§ What is expected
Nothing should be left out: output all of the entries exactly.

§ Data lines

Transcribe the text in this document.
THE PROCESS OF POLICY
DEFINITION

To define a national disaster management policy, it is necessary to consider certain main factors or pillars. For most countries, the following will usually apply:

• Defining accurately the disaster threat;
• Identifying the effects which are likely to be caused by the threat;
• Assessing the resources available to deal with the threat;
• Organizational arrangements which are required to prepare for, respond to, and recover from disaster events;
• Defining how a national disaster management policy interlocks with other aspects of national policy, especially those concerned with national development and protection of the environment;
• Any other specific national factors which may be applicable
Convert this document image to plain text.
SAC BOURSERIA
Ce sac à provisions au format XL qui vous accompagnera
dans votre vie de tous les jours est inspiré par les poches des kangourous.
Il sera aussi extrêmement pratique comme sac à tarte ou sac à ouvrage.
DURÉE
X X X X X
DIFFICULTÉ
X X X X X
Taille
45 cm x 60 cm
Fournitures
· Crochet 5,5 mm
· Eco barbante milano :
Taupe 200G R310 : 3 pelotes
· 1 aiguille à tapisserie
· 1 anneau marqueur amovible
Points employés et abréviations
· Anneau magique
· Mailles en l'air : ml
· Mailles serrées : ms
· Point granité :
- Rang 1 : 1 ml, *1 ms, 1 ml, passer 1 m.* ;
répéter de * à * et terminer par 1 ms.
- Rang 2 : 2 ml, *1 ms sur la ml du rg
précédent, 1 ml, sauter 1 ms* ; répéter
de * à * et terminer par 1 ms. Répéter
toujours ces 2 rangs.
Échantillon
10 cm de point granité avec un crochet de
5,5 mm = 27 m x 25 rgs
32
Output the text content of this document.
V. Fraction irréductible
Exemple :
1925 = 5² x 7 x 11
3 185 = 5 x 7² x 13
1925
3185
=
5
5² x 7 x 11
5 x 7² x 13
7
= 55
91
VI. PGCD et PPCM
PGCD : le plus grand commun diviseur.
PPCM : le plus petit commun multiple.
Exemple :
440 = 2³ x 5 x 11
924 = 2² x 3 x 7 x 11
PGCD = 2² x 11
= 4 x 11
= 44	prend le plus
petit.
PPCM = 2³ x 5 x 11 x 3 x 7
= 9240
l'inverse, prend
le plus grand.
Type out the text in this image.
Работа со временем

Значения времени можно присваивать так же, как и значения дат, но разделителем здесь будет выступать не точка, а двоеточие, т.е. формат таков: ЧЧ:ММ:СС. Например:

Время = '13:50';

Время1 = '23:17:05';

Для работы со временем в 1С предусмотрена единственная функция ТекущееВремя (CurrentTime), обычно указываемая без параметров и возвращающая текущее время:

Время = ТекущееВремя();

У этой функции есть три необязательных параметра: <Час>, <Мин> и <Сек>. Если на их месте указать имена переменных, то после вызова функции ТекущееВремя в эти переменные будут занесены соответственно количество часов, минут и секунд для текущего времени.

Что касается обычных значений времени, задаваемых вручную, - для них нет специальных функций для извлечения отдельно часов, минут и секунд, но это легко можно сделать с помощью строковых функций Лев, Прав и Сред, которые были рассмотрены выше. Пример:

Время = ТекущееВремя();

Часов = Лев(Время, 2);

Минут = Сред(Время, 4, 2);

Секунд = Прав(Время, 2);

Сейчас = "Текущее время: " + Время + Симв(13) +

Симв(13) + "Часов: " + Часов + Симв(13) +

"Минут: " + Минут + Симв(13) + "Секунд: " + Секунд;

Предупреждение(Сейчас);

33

§ The result
Transcribe the text in this document.
THE PROCESS OF POLICY
DEFINITION

To define a national disaster management policy, it is necessary to consider certain main factors or pillars. For most countries, the following will usually apply:

• Defining accurately the disaster threat;
• Identifying the effects which are likely to be caused by the threat;
• Assessing the resources available to deal with the threat;
• Organizational arrangements which are required to prepare for, respond to, and recover from disaster events;
• Defining how a national disaster management policy interlocks with other aspects of national policy, especially those concerned with national development and protection of the environment;
• Any other specific national factors which may be applicable
Convert this document image to plain text.
SAC BOURSERIA
Ce sac à provisions au format XL qui vous accompagnera
dans votre vie de tous les jours est inspiré par les poches des kangourous.
Il sera aussi extrêmement pratique comme sac à tarte ou sac à ouvrage.
DURÉE
X X X X X
DIFFICULTÉ
X X X X X
Taille
45 cm x 60 cm
Fournitures
· Crochet 5,5 mm
· Eco barbante milano :
Taupe 200G R310 : 3 pelotes
· 1 aiguille à tapisserie
· 1 anneau marqueur amovible
Points employés et abréviations
· Anneau magique
· Mailles en l'air : ml
· Mailles serrées : ms
· Point granité :
- Rang 1 : 1 ml, *1 ms, 1 ml, passer 1 m.* ;
répéter de * à * et terminer par 1 ms.
- Rang 2 : 2 ml, *1 ms sur la ml du rg
précédent, 1 ml, sauter 1 ms* ; répéter
de * à * et terminer par 1 ms. Répéter
toujours ces 2 rangs.
Échantillon
10 cm de point granité avec un crochet de
5,5 mm = 27 m x 25 rgs
32
Output the text content of this document.
V. Fraction irréductible
Exemple :
1925 = 5² x 7 x 11
3 185 = 5 x 7² x 13
1925
3185
=
5
5² x 7 x 11
5 x 7² x 13
7
= 55
91
VI. PGCD et PPCM
PGCD : le plus grand commun diviseur.
PPCM : le plus petit commun multiple.
Exemple :
440 = 2³ x 5 x 11
924 = 2² x 3 x 7 x 11
PGCD = 2² x 11
= 4 x 11
= 44	prend le plus
petit.
PPCM = 2³ x 5 x 11 x 3 x 7
= 9240
l'inverse, prend
le plus grand.
Type out the text in this image.
Работа со временем

Значения времени можно присваивать так же, как и значения дат, но разделителем здесь будет выступать не точка, а двоеточие, т.е. формат таков: ЧЧ:ММ:СС. Например:

Время = '13:50';

Время1 = '23:17:05';

Для работы со временем в 1С предусмотрена единственная функция ТекущееВремя (CurrentTime), обычно указываемая без параметров и возвращающая текущее время:

Время = ТекущееВремя();

У этой функции есть три необязательных параметра: <Час>, <Мин> и <Сек>. Если на их месте указать имена переменных, то после вызова функции ТекущееВремя в эти переменные будут занесены соответственно количество часов, минут и секунд для текущего времени.

Что касается обычных значений времени, задаваемых вручную, - для них нет специальных функций для извлечения отдельно часов, минут и секунд, но это легко можно сделать с помощью строковых функций Лев, Прав и Сред, которые были рассмотрены выше. Пример:

Время = ТекущееВремя();

Часов = Лев(Время, 2);

Минут = Сред(Время, 4, 2);

Секунд = Прав(Время, 2);

Сейчас = "Текущее время: " + Время + Симв(13) +

Симв(13) + "Часов: " + Часов + Симв(13) +

"Минут: " + Минут + Симв(13) + "Секунд: " + Секунд;

Предупреждение(Сейчас);

33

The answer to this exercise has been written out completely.